Copy the lines in the listing word for word, starting with the line containing "history-item-ping[interactable]: Ping <box>0" and going on through the line containing "legend-swatch-icon <box>169 132 179 142</box>".

Element location data
-- begin --

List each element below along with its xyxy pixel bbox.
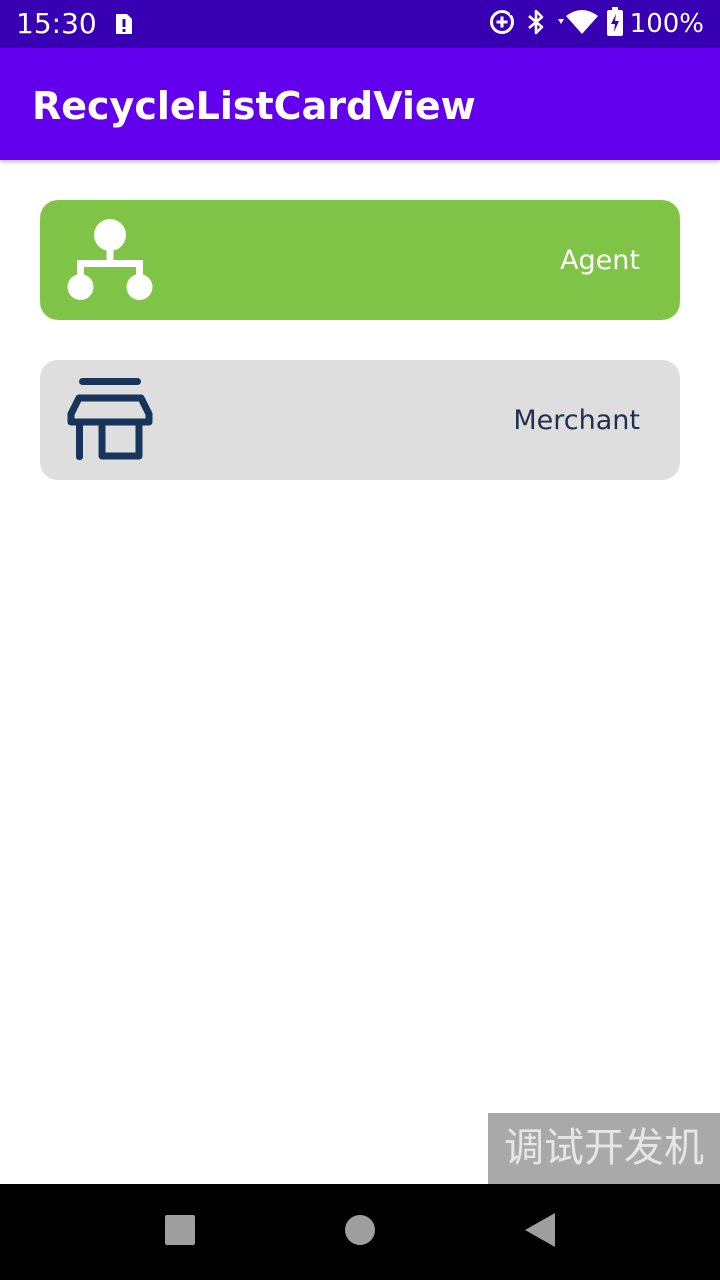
status-time: 15:30 [16,7,97,40]
agent-card[interactable]: Agent [40,200,680,320]
battery-percent: 100% [629,9,704,39]
home-button[interactable] [312,1184,408,1280]
recents-icon [165,1214,195,1250]
back-button[interactable] [492,1184,588,1280]
org-chart-icon [66,218,154,302]
merchant-card-label: Merchant [513,405,640,436]
store-icon [66,378,154,462]
status-icons: 100% [488,6,704,42]
merchant-card[interactable]: Merchant [40,360,680,480]
recents-button[interactable] [132,1184,228,1280]
bluetooth-icon [526,8,546,41]
home-icon [345,1214,375,1250]
status-bar: 15:30 100% [0,0,720,48]
screen: 15:30 100% RecycleListCardView Agent Mer… [0,0,720,1280]
wifi-icon [556,8,598,41]
battery-charging-icon [606,6,624,42]
debug-watermark: 调试开发机 [488,1113,720,1184]
app-title: RecycleListCardView [32,84,476,128]
sim-alert-icon [112,12,134,36]
navigation-bar [0,1184,720,1280]
agent-card-label: Agent [560,245,640,276]
app-bar: RecycleListCardView [0,48,720,160]
data-saver-icon [488,8,516,41]
back-icon [525,1212,555,1252]
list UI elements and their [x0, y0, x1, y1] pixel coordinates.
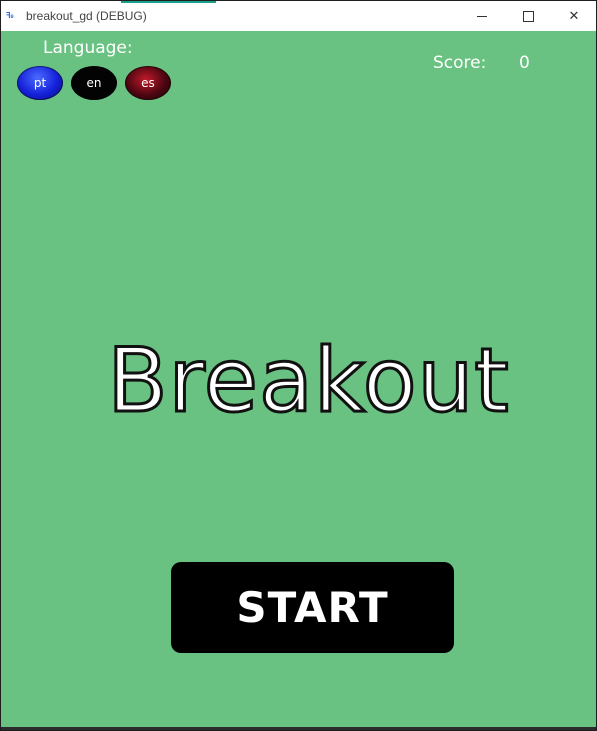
maximize-icon [522, 10, 534, 22]
window-title: breakout_gd (DEBUG) [26, 9, 147, 23]
language-button-en-label: en [86, 76, 102, 90]
title-bar[interactable]: ꟻ₀ breakout_gd (DEBUG) ✕ [1, 1, 596, 31]
minimize-icon [477, 15, 487, 17]
language-button-pt[interactable]: pt [17, 66, 63, 100]
game-window: ꟻ₀ breakout_gd (DEBUG) ✕ Language: pt en… [0, 0, 597, 731]
minimize-button[interactable] [459, 1, 505, 31]
score-value: 0 [519, 53, 530, 73]
score-label: Score: [433, 53, 487, 73]
game-title: Breakout [106, 329, 511, 432]
game-canvas: Language: pt en es Score: 0 Breakout STA… [1, 31, 596, 727]
language-button-es-label: es [141, 76, 155, 90]
window-bottom-border [1, 727, 596, 730]
close-button[interactable]: ✕ [551, 1, 597, 31]
app-icon: ꟻ₀ [6, 11, 14, 20]
start-button-label: START [236, 583, 389, 632]
title-accent-line [121, 1, 216, 3]
start-button[interactable]: START [171, 562, 454, 653]
maximize-button[interactable] [505, 1, 551, 31]
language-button-pt-label: pt [33, 76, 47, 90]
language-button-en[interactable]: en [71, 66, 117, 100]
language-button-es[interactable]: es [125, 66, 171, 100]
close-icon: ✕ [568, 8, 580, 24]
language-label: Language: [43, 38, 133, 58]
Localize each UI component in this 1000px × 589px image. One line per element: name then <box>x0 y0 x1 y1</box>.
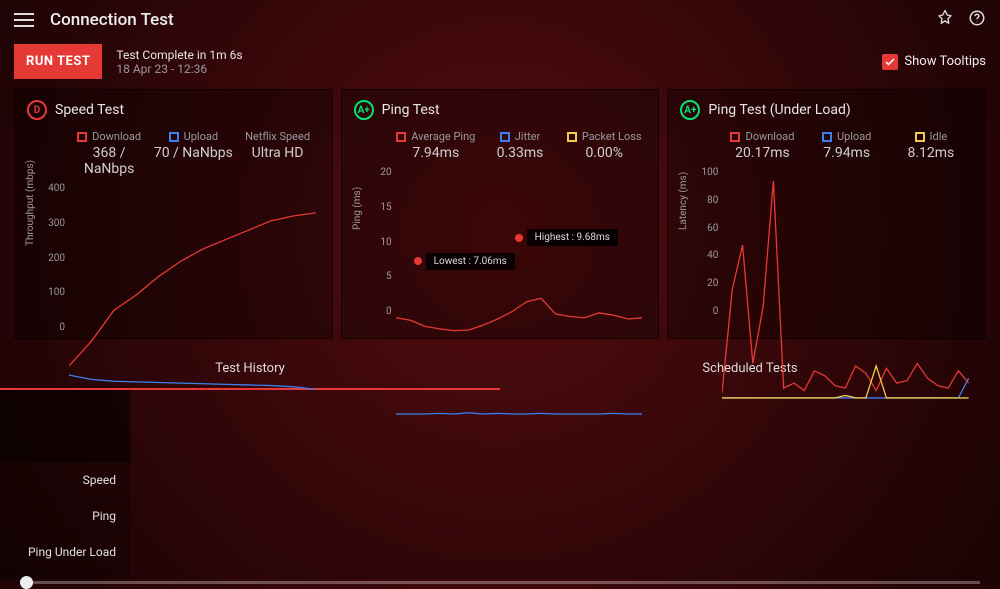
history-item-ping[interactable]: Ping <box>0 498 130 534</box>
speed-chart: Throughput (mbps) 4003002001000 <box>27 183 320 333</box>
speed-test-panel: D Speed Test Download 368 / NaNbps Uploa… <box>14 89 333 339</box>
history-chart-area <box>130 390 1000 580</box>
legend-swatch-icon <box>567 132 577 142</box>
history-slider[interactable] <box>20 581 980 584</box>
run-info: Test Complete in 1m 6s 18 Apr 23 - 12:36 <box>116 48 242 76</box>
test-timestamp: 18 Apr 23 - 12:36 <box>116 62 242 76</box>
legend-swatch-icon <box>169 132 179 142</box>
ping-chart: Ping (ms) 20151050 Lowest : 7.06ms Highe… <box>354 167 647 317</box>
legend-swatch-icon <box>822 132 832 142</box>
pingload-legend: Download 20.17ms Upload 7.94ms Idle 8.12… <box>680 126 973 163</box>
panel-title: Speed Test <box>55 102 124 118</box>
show-tooltips-toggle[interactable]: Show Tooltips <box>882 54 986 70</box>
panels-row: D Speed Test Download 368 / NaNbps Uploa… <box>0 89 1000 339</box>
run-test-button[interactable]: RUN TEST <box>14 44 102 79</box>
panel-title: Ping Test <box>382 102 440 118</box>
lowest-point-icon <box>414 257 422 265</box>
app-header: Connection Test <box>0 0 1000 40</box>
slider-thumb-icon[interactable] <box>20 576 33 589</box>
run-row: RUN TEST Test Complete in 1m 6s 18 Apr 2… <box>0 40 1000 89</box>
grade-badge: A+ <box>680 100 700 120</box>
page-title: Connection Test <box>50 10 174 30</box>
lowest-tooltip: Lowest : 7.06ms <box>426 253 515 270</box>
show-tooltips-label: Show Tooltips <box>904 54 986 69</box>
speed-legend: Download 368 / NaNbps Upload 70 / NaNbps… <box>27 126 320 179</box>
pingload-chart: Latency (ms) 100806040200 <box>680 167 973 317</box>
grade-badge: A+ <box>354 100 374 120</box>
grade-badge: D <box>27 100 47 120</box>
pin-icon[interactable] <box>936 9 954 31</box>
legend-swatch-icon <box>396 132 406 142</box>
history-area: Speed Ping Ping Under Load <box>0 390 1000 580</box>
legend-swatch-icon <box>915 132 925 142</box>
legend-swatch-icon <box>730 132 740 142</box>
history-item-speed[interactable]: Speed <box>0 462 130 498</box>
legend-swatch-icon <box>77 132 87 142</box>
ping-test-panel: A+ Ping Test Average Ping 7.94ms Jitter … <box>341 89 660 339</box>
highest-point-icon <box>515 234 523 242</box>
test-status: Test Complete in 1m 6s <box>116 48 242 62</box>
panel-title: Ping Test (Under Load) <box>708 102 850 118</box>
ping-load-panel: A+ Ping Test (Under Load) Download 20.17… <box>667 89 986 339</box>
checkbox-checked-icon <box>882 54 898 70</box>
highest-tooltip: Highest : 9.68ms <box>527 229 618 246</box>
legend-swatch-icon <box>500 132 510 142</box>
hamburger-icon[interactable] <box>14 13 34 27</box>
ping-legend: Average Ping 7.94ms Jitter 0.33ms Packet… <box>354 126 647 163</box>
help-icon[interactable] <box>968 9 986 31</box>
history-item-pingload[interactable]: Ping Under Load <box>0 534 130 570</box>
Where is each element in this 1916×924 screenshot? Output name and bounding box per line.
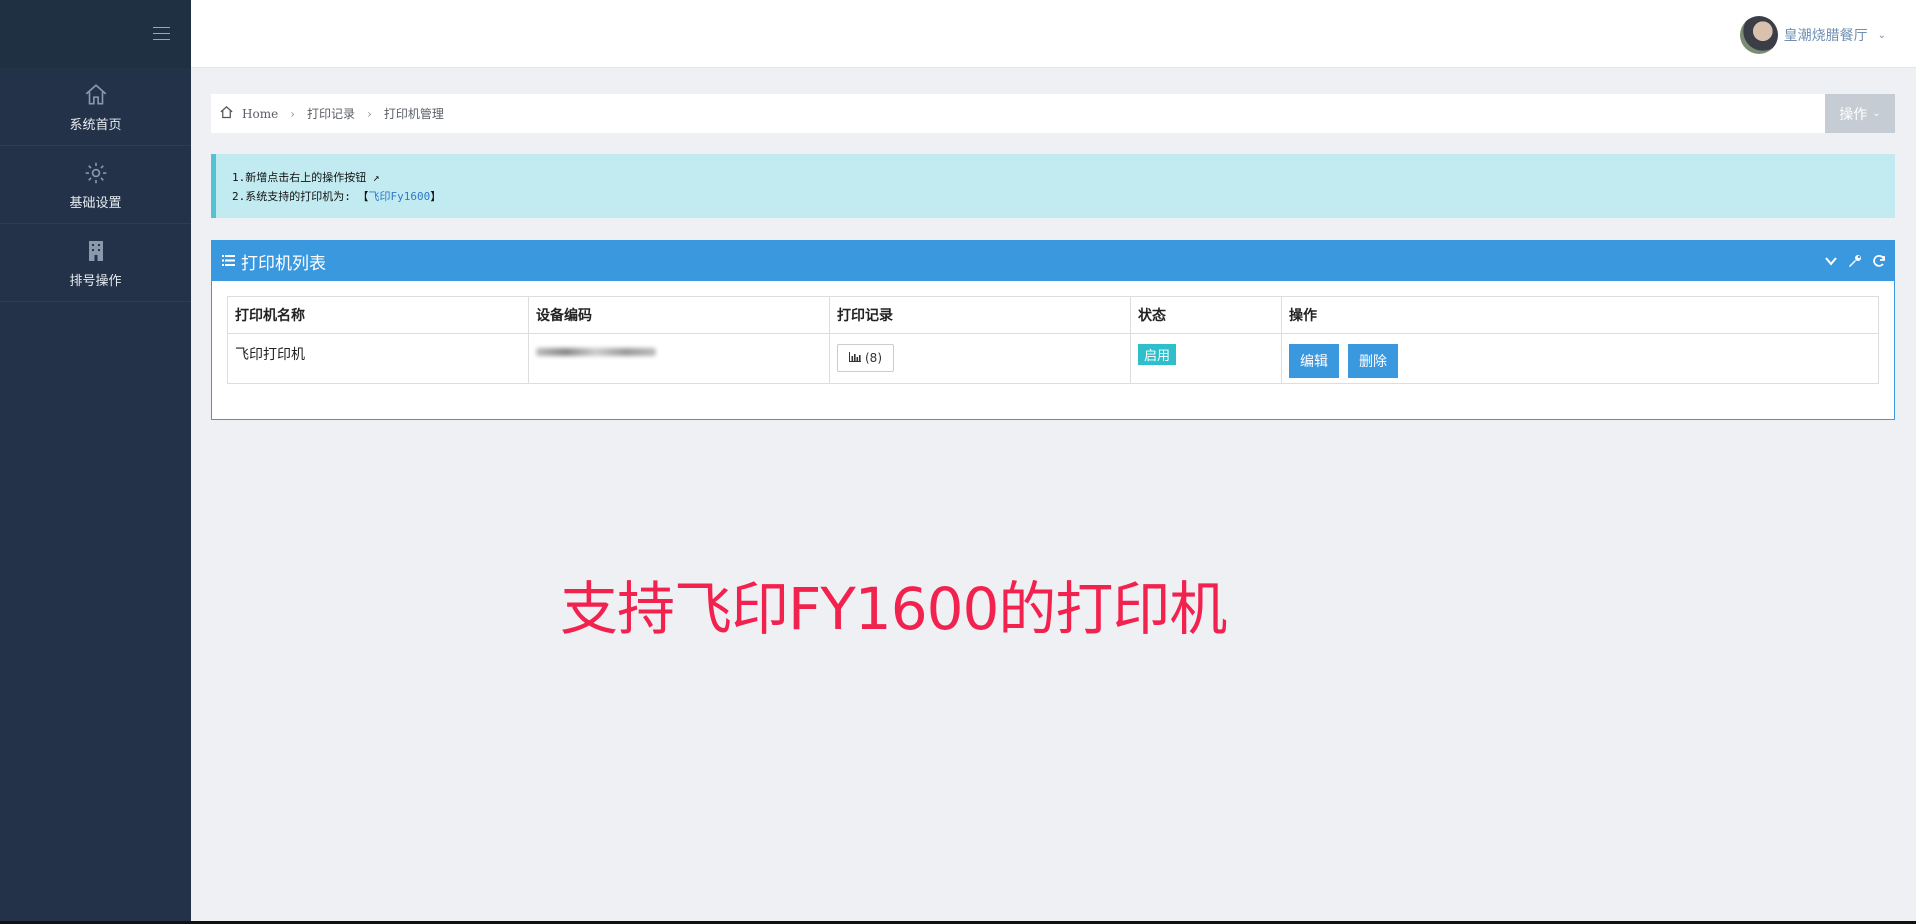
column-header-actions: 操作 <box>1281 296 1879 334</box>
refresh-icon[interactable] <box>1872 254 1886 268</box>
sidebar-item-label: 排号操作 <box>69 274 122 289</box>
home-icon <box>0 68 191 110</box>
delete-button[interactable]: 删除 <box>1348 344 1398 378</box>
column-header-status: 状态 <box>1130 296 1282 334</box>
sidebar-item-label: 系统首页 <box>69 118 122 133</box>
sidebar: 系统首页 基础设置 排号操作 <box>0 0 191 921</box>
print-records-button[interactable]: (8) <box>837 344 894 372</box>
redacted-device-code <box>536 348 656 356</box>
top-header: 皇潮烧腊餐厅 ⌄ <box>191 0 1916 68</box>
table-row: 飞印打印机 (8) 启用 编辑 删除 <box>227 333 1879 384</box>
chevron-right-icon: › <box>367 106 372 121</box>
panel-header: 打印机列表 <box>212 241 1894 281</box>
list-icon <box>222 251 235 271</box>
column-header-name: 打印机名称 <box>227 296 529 334</box>
status-cell: 启用 <box>1130 333 1282 384</box>
alert-line-1: 1.新增点击右上的操作按钮 ↗ <box>232 171 380 184</box>
gear-icon <box>0 146 191 188</box>
panel-tools <box>1824 254 1886 268</box>
print-records-cell: (8) <box>829 333 1131 384</box>
actions-cell: 编辑 删除 <box>1281 333 1879 384</box>
printer-model-link[interactable]: 飞印Fy1600 <box>369 190 431 203</box>
breadcrumb: Home › 打印记录 › 打印机管理 操作 ⌄ <box>211 94 1895 133</box>
column-header-print-records: 打印记录 <box>829 296 1131 334</box>
record-count: (8) <box>865 351 882 365</box>
collapse-chevron-icon[interactable] <box>1824 254 1838 268</box>
overlay-caption: 支持飞印FY1600的打印机 <box>560 575 1227 643</box>
status-badge: 启用 <box>1138 344 1177 365</box>
user-menu[interactable]: 皇潮烧腊餐厅 ⌄ <box>1739 16 1886 54</box>
printer-list-panel: 打印机列表 打印机名称 设备编码 打印记录 状态 操作 飞印打印机 (8) 启用… <box>211 240 1895 420</box>
menu-toggle-icon[interactable] <box>153 27 170 41</box>
edit-button[interactable]: 编辑 <box>1289 344 1339 378</box>
sidebar-item-queue[interactable]: 排号操作 <box>0 224 191 302</box>
bar-chart-icon <box>849 351 861 365</box>
user-name: 皇潮烧腊餐厅 <box>1783 28 1868 44</box>
chevron-down-icon: ⌄ <box>1877 29 1886 41</box>
alert-line-2-prefix: 2.系统支持的打印机为: 【 <box>232 190 369 203</box>
column-header-device-code: 设备编码 <box>528 296 830 334</box>
operations-label: 操作 <box>1839 106 1868 123</box>
sidebar-item-label: 基础设置 <box>69 196 122 211</box>
alert-line-2: 2.系统支持的打印机为: 【飞印Fy1600】 <box>232 187 1895 206</box>
building-icon <box>0 224 191 266</box>
wrench-icon[interactable] <box>1848 254 1862 268</box>
operations-button[interactable]: 操作 ⌄ <box>1825 94 1895 133</box>
panel-title: 打印机列表 <box>241 253 326 274</box>
info-alert: 1.新增点击右上的操作按钮 ↗ 2.系统支持的打印机为: 【飞印Fy1600】 <box>211 154 1895 218</box>
printer-table: 打印机名称 设备编码 打印记录 状态 操作 飞印打印机 (8) 启用 编辑 删除 <box>227 296 1879 384</box>
breadcrumb-printer-management: 打印机管理 <box>383 107 444 121</box>
sidebar-item-settings[interactable]: 基础设置 <box>0 146 191 224</box>
printer-name-cell: 飞印打印机 <box>227 333 529 384</box>
chevron-down-icon: ⌄ <box>1872 108 1881 119</box>
alert-line-2-suffix: 】 <box>430 190 442 203</box>
chevron-right-icon: › <box>290 106 295 121</box>
avatar <box>1739 16 1778 54</box>
breadcrumb-print-records[interactable]: 打印记录 <box>307 105 355 122</box>
table-header-row: 打印机名称 设备编码 打印记录 状态 操作 <box>227 296 1879 334</box>
home-icon <box>219 105 234 123</box>
sidebar-header <box>0 0 191 68</box>
device-code-cell <box>528 333 830 384</box>
breadcrumb-home[interactable]: Home <box>242 107 278 121</box>
sidebar-item-home[interactable]: 系统首页 <box>0 68 191 146</box>
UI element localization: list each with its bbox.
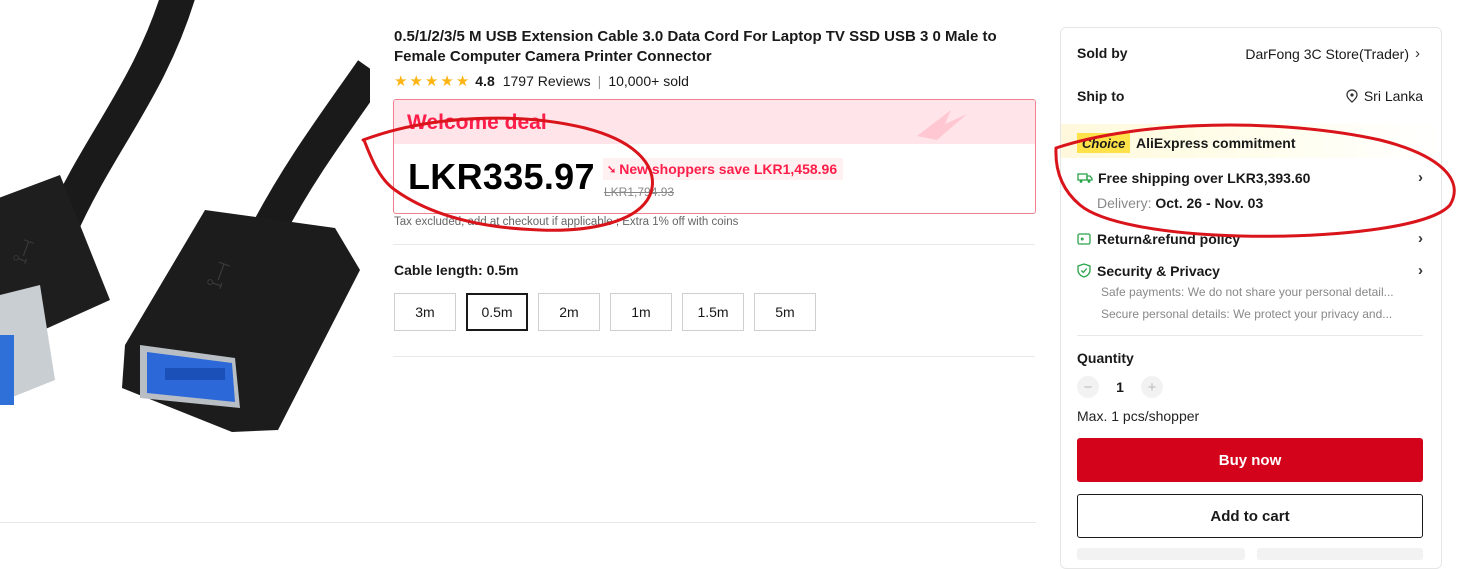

-- end --

#### [Task solution]
history-item-ping[interactable]: Ping <box>0 498 130 534</box>
speed-chart: Throughput (mbps) 4003002001000 <box>27 183 320 333</box>
speed-test-panel: D Speed Test Download 368 / NaNbps Uploa… <box>14 89 333 339</box>
history-chart-area <box>130 390 1000 580</box>
legend-swatch-icon <box>567 132 577 142</box>
history-slider[interactable] <box>20 581 980 584</box>
run-info: Test Complete in 1m 6s 18 Apr 23 - 12:36 <box>116 48 242 76</box>
test-timestamp: 18 Apr 23 - 12:36 <box>116 62 242 76</box>
legend-swatch-icon <box>169 132 179 142</box>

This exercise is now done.